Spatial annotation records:
— START —
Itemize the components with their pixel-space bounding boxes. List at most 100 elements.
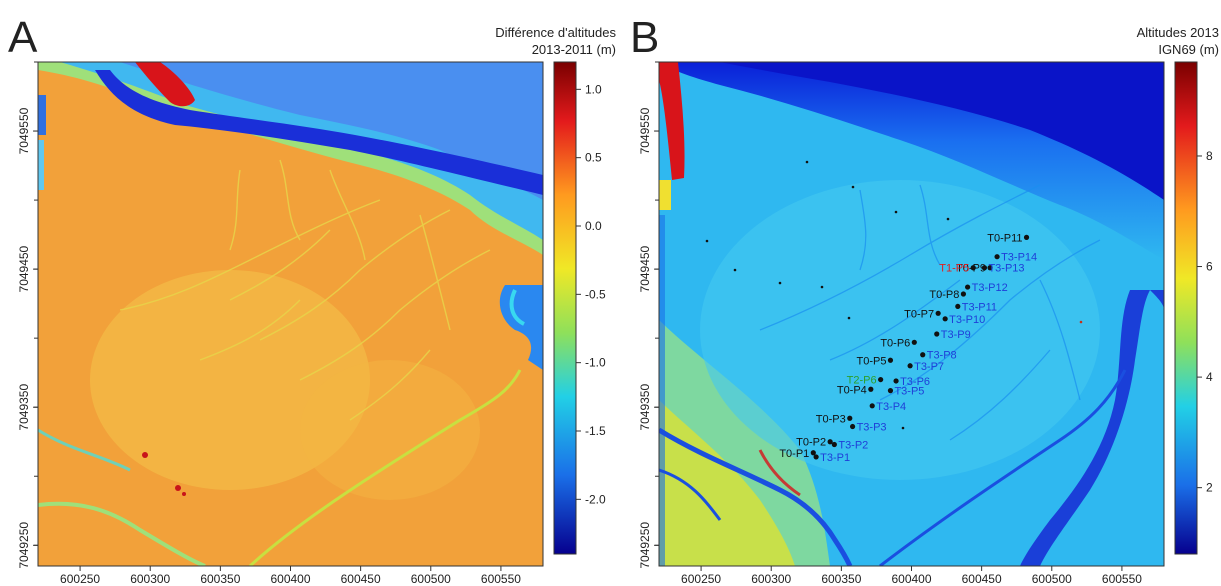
colorbar-tick-label: 8 bbox=[1206, 149, 1213, 163]
panel-b-legend-title-2: IGN69 (m) bbox=[1158, 42, 1219, 57]
station-marker bbox=[831, 441, 837, 448]
y-tick-label: 7049350 bbox=[638, 384, 652, 431]
station-marker bbox=[920, 352, 926, 358]
station-marker bbox=[970, 265, 976, 271]
station-marker bbox=[1023, 234, 1030, 240]
station-label: T0-P4 bbox=[837, 384, 867, 396]
station-label: T3-P3 bbox=[857, 422, 887, 434]
panel-a-map bbox=[38, 62, 543, 566]
station-marker bbox=[813, 454, 819, 460]
colorbar-tick-label: 0.0 bbox=[585, 219, 602, 233]
station-label: T0-P6 bbox=[880, 337, 910, 349]
x-tick-label: 600500 bbox=[1032, 572, 1072, 586]
panel-a-colorbar bbox=[553, 61, 577, 555]
x-tick-label: 600450 bbox=[962, 572, 1002, 586]
station-label: T3-P9 bbox=[941, 329, 971, 341]
colorbar-tick-label: 0.5 bbox=[585, 151, 602, 165]
station-label: T0-P3 bbox=[816, 413, 846, 425]
station-marker bbox=[987, 265, 993, 271]
panel-b-legend-title-1: Altitudes 2013 bbox=[1137, 25, 1219, 40]
station-label: T0-P8 bbox=[929, 289, 959, 301]
colorbar-tick-label: 6 bbox=[1206, 260, 1213, 274]
station-label: T0-P7 bbox=[904, 308, 934, 320]
x-tick-label: 600550 bbox=[1102, 572, 1142, 586]
colorbar-tick-label: -1.5 bbox=[585, 424, 606, 438]
station-label: T3-P5 bbox=[894, 386, 924, 398]
panel-b-axes: 600250 600300 600350 600400 600450 600500 6005… bbox=[638, 61, 1142, 586]
station-marker bbox=[887, 357, 894, 363]
station-label: T0-P11 bbox=[987, 232, 1022, 244]
station-marker bbox=[847, 415, 853, 421]
y-tick-label: 7049550 bbox=[17, 107, 31, 154]
station-label: T0-P5 bbox=[856, 355, 886, 367]
station-marker bbox=[849, 423, 856, 430]
colorbar-tick-label: 4 bbox=[1206, 370, 1213, 384]
y-tick-label: 7049250 bbox=[638, 522, 652, 569]
x-tick-label: 600450 bbox=[341, 572, 381, 586]
station-label: T3-P4 bbox=[876, 401, 906, 413]
x-tick-label: 600250 bbox=[681, 572, 721, 586]
x-tick-label: 600550 bbox=[481, 572, 521, 586]
panel-b-map bbox=[659, 62, 1164, 566]
station-marker bbox=[911, 339, 917, 345]
station-marker bbox=[934, 331, 940, 337]
panel-a-letter: A bbox=[8, 13, 38, 62]
y-tick-label: 7049350 bbox=[17, 384, 31, 431]
panel-a-colorbar-ticks: 1.0 0.5 0.0 -0.5 -1.0 -1.5 -2.0 bbox=[576, 82, 606, 506]
station-marker bbox=[955, 303, 961, 310]
x-tick-label: 600500 bbox=[411, 572, 451, 586]
y-tick-label: 7049250 bbox=[17, 522, 31, 569]
y-tick-label: 7049550 bbox=[638, 107, 652, 154]
station-marker bbox=[942, 316, 948, 322]
station-marker bbox=[981, 265, 988, 271]
station-marker bbox=[878, 376, 884, 383]
station-label: T0-P2 bbox=[796, 437, 826, 449]
station-label: T3-P13 bbox=[988, 263, 1024, 275]
station-label: T0-P1 bbox=[779, 448, 809, 460]
x-tick-label: 600350 bbox=[200, 572, 240, 586]
colorbar-tick-label: -2.0 bbox=[585, 492, 606, 506]
y-tick-label: 7049450 bbox=[638, 245, 652, 292]
panel-a: 600250 600300 600350 600400 600450 600500 6005… bbox=[8, 13, 616, 586]
station-marker bbox=[810, 450, 816, 456]
station-marker bbox=[887, 388, 894, 394]
colorbar-tick-label: 1.0 bbox=[585, 82, 602, 96]
station-label: T1-P5 bbox=[939, 263, 969, 275]
station-label: T3-P12 bbox=[972, 282, 1008, 294]
station-marker bbox=[893, 378, 899, 384]
x-tick-label: 600250 bbox=[60, 572, 100, 586]
x-tick-label: 600400 bbox=[891, 572, 931, 586]
panel-a-axes: 600250 600300 600350 600400 600450 600500 6005… bbox=[17, 61, 521, 586]
panel-b-letter: B bbox=[630, 13, 659, 62]
station-label: T3-P6 bbox=[900, 376, 930, 388]
x-tick-label: 600350 bbox=[821, 572, 861, 586]
station-marker bbox=[935, 310, 941, 316]
y-tick-label: 7049450 bbox=[17, 245, 31, 292]
panel-a-legend-title-2: 2013-2011 (m) bbox=[532, 42, 616, 57]
station-marker bbox=[869, 403, 875, 409]
station-marker bbox=[960, 291, 967, 297]
station-label: T3-P1 bbox=[820, 452, 850, 464]
panel-b-colorbar-ticks: 8 6 4 2 bbox=[1197, 149, 1213, 495]
station-label: T3-P7 bbox=[914, 361, 944, 373]
station-label: T3-P14 bbox=[1001, 252, 1037, 264]
station-label: T2-P6 bbox=[847, 375, 877, 387]
station-marker bbox=[907, 363, 913, 369]
colorbar-tick-label: -0.5 bbox=[585, 287, 606, 301]
station-label: T3-P2 bbox=[838, 439, 868, 451]
panel-a-legend-title-1: Différence d'altitudes bbox=[495, 25, 616, 40]
station-marker bbox=[827, 439, 833, 445]
station-label: T3-P11 bbox=[962, 301, 997, 313]
x-tick-label: 600400 bbox=[270, 572, 310, 586]
x-tick-label: 600300 bbox=[130, 572, 170, 586]
station-marker bbox=[994, 254, 1000, 260]
station-marker bbox=[868, 386, 874, 392]
panel-b: 600250 600300 600350 600400 600450 600500 6005… bbox=[630, 13, 1219, 586]
station-label: T3-P10 bbox=[949, 314, 985, 326]
colorbar-tick-label: -1.0 bbox=[585, 356, 606, 370]
colorbar-tick-label: 2 bbox=[1206, 481, 1213, 495]
x-tick-label: 600300 bbox=[751, 572, 791, 586]
station-marker bbox=[965, 284, 971, 290]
— END —
Extract every line of the records that contains the string "letter", matching case.

panel-a-letter: A bbox=[8, 13, 38, 62]
panel-b-letter: B bbox=[630, 13, 659, 62]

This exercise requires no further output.